* **What is required**:
Using the data below, gather each line that includes the word "номера".

———

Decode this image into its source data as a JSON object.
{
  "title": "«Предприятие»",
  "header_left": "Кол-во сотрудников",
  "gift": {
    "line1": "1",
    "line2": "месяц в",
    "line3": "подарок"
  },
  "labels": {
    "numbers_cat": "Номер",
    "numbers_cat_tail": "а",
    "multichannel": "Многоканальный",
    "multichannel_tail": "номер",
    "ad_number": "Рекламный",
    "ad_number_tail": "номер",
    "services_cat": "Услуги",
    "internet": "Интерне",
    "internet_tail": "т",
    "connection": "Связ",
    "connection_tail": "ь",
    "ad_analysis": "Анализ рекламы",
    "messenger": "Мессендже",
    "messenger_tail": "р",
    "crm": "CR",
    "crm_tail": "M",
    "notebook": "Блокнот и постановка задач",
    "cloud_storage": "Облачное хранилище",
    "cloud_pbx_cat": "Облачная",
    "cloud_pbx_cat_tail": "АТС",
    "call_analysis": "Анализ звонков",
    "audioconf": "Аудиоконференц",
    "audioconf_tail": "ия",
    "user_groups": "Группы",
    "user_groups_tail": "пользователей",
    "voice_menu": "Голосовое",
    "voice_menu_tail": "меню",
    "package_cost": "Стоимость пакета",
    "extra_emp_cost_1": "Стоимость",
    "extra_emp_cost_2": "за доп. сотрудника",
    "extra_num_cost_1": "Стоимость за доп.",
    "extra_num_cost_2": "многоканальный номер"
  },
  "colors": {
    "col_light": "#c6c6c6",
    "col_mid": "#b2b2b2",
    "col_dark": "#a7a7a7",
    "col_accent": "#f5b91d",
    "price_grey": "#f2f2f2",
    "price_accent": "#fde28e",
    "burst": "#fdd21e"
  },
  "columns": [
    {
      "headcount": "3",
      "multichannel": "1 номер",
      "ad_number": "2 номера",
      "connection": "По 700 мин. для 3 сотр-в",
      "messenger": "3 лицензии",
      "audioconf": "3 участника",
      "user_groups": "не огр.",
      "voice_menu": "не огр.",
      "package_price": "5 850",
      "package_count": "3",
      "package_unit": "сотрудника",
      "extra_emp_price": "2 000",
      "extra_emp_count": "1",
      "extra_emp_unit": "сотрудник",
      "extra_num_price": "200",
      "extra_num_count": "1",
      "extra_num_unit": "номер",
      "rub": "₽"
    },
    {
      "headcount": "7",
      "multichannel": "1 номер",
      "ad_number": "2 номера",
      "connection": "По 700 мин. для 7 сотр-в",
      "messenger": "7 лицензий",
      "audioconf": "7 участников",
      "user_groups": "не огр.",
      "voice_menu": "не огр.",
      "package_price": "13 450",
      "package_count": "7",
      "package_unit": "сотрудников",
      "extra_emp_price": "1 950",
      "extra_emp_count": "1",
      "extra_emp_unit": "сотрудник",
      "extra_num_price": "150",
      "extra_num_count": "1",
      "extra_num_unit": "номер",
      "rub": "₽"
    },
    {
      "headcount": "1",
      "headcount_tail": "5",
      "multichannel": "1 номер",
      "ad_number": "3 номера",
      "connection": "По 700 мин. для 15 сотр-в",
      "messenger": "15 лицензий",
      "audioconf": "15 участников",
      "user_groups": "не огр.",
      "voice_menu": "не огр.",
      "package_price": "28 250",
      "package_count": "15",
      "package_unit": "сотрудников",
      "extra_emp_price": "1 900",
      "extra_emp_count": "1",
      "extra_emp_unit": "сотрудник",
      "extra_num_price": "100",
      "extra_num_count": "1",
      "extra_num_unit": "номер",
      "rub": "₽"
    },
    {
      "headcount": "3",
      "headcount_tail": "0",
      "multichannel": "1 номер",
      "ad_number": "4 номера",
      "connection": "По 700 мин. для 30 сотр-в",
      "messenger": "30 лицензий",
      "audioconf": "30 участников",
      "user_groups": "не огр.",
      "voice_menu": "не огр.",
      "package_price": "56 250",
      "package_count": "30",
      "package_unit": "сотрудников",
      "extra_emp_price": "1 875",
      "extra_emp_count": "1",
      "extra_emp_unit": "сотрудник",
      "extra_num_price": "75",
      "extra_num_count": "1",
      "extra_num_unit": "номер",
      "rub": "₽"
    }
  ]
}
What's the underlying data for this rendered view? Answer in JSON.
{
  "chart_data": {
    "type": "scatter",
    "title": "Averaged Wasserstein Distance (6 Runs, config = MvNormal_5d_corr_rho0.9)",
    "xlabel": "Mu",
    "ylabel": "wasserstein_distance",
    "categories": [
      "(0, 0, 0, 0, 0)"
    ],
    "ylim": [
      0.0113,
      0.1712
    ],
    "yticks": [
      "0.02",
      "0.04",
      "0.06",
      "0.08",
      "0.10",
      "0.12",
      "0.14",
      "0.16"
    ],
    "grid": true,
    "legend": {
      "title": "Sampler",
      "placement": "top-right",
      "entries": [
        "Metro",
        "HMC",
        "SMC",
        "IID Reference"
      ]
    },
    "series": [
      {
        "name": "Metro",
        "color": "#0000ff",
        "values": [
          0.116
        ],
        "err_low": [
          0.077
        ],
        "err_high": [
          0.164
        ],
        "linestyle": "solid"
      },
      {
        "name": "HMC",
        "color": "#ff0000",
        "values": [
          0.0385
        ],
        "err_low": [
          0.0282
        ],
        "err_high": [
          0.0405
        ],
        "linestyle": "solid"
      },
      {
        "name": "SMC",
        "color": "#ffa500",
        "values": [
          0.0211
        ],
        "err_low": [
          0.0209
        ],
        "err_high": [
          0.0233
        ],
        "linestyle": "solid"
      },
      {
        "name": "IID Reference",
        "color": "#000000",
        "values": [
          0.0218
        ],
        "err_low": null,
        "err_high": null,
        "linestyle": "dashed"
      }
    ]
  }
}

———

* **Exercise response**:
      "ad_number": "2 номера",
      "ad_number": "2 номера",
      "ad_number": "3 номера",
      "ad_number": "4 номера",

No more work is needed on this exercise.